**Input data**
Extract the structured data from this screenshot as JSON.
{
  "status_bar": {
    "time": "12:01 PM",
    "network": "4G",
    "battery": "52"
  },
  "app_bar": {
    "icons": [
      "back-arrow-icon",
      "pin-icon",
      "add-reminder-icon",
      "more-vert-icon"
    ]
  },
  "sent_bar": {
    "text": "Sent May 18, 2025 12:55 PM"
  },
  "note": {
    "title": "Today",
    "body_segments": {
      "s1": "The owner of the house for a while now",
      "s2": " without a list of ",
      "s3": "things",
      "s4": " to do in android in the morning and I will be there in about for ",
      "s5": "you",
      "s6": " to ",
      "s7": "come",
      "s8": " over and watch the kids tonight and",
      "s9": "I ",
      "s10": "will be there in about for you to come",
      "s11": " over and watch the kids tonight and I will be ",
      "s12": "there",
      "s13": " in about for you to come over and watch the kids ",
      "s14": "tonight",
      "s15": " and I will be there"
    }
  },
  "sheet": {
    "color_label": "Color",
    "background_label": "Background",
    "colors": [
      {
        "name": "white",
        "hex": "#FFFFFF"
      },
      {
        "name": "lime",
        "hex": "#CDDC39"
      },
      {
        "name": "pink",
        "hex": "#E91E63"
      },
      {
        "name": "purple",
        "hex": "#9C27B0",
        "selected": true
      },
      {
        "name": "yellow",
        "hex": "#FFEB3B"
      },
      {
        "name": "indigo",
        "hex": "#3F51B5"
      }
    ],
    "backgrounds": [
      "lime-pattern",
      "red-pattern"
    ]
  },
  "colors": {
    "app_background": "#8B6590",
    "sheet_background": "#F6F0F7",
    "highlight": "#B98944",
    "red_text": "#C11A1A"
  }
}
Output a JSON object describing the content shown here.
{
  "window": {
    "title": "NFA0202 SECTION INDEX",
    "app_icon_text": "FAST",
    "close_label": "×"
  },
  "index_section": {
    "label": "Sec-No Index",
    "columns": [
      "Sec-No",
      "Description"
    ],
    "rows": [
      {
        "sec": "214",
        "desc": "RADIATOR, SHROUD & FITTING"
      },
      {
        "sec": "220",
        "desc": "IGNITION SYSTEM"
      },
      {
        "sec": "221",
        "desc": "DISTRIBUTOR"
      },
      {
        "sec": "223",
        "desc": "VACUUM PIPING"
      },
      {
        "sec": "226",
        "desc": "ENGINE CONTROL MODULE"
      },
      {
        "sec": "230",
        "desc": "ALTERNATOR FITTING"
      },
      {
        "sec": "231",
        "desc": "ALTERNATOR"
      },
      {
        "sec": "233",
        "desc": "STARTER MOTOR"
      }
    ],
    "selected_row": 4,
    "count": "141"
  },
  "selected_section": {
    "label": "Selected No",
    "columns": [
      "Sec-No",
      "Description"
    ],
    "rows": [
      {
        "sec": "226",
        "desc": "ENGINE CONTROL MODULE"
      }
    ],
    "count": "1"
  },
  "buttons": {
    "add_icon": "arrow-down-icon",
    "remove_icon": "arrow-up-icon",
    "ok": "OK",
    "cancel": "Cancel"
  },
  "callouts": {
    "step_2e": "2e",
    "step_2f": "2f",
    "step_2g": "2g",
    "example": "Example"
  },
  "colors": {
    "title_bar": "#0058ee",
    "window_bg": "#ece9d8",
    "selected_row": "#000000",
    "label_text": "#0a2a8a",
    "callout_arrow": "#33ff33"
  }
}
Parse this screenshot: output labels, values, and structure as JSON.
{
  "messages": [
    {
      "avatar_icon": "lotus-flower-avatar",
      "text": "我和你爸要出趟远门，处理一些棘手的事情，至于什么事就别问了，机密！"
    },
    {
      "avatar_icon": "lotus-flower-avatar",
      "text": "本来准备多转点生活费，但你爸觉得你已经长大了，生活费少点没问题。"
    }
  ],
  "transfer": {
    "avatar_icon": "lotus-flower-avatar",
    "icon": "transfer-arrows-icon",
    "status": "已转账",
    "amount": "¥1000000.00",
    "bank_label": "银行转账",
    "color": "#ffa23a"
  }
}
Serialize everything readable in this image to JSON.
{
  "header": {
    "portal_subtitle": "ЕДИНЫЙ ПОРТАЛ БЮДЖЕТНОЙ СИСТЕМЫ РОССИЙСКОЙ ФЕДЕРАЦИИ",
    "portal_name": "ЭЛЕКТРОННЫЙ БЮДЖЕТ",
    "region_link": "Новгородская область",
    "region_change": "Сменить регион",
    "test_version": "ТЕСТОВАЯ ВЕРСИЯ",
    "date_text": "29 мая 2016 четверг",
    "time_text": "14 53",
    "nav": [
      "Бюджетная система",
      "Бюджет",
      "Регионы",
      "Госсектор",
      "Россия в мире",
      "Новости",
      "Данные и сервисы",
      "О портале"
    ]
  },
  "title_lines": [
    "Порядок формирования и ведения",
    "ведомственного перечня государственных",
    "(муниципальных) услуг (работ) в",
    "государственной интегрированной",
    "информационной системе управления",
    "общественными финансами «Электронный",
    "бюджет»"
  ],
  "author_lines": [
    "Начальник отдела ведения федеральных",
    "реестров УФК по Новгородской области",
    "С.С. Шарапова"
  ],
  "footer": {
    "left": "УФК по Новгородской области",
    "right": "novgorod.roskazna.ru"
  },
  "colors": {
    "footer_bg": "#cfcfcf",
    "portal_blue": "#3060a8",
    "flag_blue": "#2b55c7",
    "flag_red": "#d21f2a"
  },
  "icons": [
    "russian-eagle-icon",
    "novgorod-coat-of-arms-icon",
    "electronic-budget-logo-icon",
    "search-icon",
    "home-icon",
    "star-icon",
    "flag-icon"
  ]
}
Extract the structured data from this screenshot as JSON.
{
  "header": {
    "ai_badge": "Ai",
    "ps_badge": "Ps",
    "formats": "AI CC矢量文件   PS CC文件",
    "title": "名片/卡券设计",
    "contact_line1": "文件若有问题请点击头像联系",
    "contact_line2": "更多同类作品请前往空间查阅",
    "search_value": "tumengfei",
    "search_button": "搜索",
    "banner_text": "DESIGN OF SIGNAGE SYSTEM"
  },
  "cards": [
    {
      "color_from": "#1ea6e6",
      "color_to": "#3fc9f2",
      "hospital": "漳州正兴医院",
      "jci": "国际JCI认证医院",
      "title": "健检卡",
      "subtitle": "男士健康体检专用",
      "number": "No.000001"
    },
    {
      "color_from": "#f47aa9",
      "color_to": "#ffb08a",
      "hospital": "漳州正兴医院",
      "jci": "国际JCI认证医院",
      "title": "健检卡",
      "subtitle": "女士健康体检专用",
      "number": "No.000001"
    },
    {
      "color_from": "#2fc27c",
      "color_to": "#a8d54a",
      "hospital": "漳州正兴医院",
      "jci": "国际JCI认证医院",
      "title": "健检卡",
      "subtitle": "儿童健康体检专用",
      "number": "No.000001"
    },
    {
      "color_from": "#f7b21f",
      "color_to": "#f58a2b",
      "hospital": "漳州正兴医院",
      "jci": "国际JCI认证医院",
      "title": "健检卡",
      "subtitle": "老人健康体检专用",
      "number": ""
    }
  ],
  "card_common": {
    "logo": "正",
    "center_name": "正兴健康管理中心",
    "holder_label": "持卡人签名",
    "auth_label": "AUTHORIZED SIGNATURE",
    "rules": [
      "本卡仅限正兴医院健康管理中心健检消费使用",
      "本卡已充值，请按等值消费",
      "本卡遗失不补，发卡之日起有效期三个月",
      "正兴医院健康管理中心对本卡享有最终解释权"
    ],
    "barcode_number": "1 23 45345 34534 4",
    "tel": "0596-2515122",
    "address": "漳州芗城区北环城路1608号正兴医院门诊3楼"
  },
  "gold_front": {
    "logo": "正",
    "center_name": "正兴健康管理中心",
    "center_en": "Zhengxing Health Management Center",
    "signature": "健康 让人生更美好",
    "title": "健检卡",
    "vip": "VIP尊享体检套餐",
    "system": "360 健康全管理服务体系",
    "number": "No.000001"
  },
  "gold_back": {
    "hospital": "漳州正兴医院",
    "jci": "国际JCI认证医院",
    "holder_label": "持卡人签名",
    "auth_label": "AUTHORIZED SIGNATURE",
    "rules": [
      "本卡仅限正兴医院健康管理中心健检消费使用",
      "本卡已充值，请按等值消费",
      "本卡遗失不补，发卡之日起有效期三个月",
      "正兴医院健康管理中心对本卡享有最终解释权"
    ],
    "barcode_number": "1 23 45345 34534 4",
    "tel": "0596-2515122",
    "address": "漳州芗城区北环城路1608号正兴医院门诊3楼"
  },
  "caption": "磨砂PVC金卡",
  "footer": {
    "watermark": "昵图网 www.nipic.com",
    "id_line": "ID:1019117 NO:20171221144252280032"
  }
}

**Description of the task**
Within the listing above, copy each line that has the string "Новгородской".

**Task solution**
    "реестров УФК по Новгородской области",
    "left": "УФК по Новгородской области",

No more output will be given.